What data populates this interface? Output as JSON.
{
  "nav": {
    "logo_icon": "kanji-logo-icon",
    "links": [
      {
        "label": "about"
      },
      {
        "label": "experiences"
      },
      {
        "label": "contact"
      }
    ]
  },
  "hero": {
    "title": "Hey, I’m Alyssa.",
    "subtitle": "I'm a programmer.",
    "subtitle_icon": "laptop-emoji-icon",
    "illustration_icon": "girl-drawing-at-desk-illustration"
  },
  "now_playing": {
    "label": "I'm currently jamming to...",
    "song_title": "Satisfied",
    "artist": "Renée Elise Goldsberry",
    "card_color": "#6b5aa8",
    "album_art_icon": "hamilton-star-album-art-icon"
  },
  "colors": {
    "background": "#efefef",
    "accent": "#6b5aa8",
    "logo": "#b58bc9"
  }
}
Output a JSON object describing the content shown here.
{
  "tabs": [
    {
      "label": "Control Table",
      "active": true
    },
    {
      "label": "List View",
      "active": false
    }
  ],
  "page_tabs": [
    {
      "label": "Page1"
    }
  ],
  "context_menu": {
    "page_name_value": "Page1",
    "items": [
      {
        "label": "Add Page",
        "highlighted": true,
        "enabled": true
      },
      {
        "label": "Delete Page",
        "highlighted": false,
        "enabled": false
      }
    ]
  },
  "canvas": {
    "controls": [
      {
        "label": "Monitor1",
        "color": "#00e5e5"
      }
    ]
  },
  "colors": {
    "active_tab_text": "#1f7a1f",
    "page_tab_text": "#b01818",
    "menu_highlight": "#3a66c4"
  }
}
##############################
Reproduce all of the material above word for word.

What data populates this interface? Output as JSON.
{
  "nav": {
    "logo_icon": "kanji-logo-icon",
    "links": [
      {
        "label": "about"
      },
      {
        "label": "experiences"
      },
      {
        "label": "contact"
      }
    ]
  },
  "hero": {
    "title": "Hey, I’m Alyssa.",
    "subtitle": "I'm a programmer.",
    "subtitle_icon": "laptop-emoji-icon",
    "illustration_icon": "girl-drawing-at-desk-illustration"
  },
  "now_playing": {
    "label": "I'm currently jamming to...",
    "song_title": "Satisfied",
    "artist": "Renée Elise Goldsberry",
    "card_color": "#6b5aa8",
    "album_art_icon": "hamilton-star-album-art-icon"
  },
  "colors": {
    "background": "#efefef",
    "accent": "#6b5aa8",
    "logo": "#b58bc9"
  }
}
Output a JSON object describing the content shown here.
{
  "tabs": [
    {
      "label": "Control Table",
      "active": true
    },
    {
      "label": "List View",
      "active": false
    }
  ],
  "page_tabs": [
    {
      "label": "Page1"
    }
  ],
  "context_menu": {
    "page_name_value": "Page1",
    "items": [
      {
        "label": "Add Page",
        "highlighted": true,
        "enabled": true
      },
      {
        "label": "Delete Page",
        "highlighted": false,
        "enabled": false
      }
    ]
  },
  "canvas": {
    "controls": [
      {
        "label": "Monitor1",
        "color": "#00e5e5"
      }
    ]
  },
  "colors": {
    "active_tab_text": "#1f7a1f",
    "page_tab_text": "#b01818",
    "menu_highlight": "#3a66c4"
  }
}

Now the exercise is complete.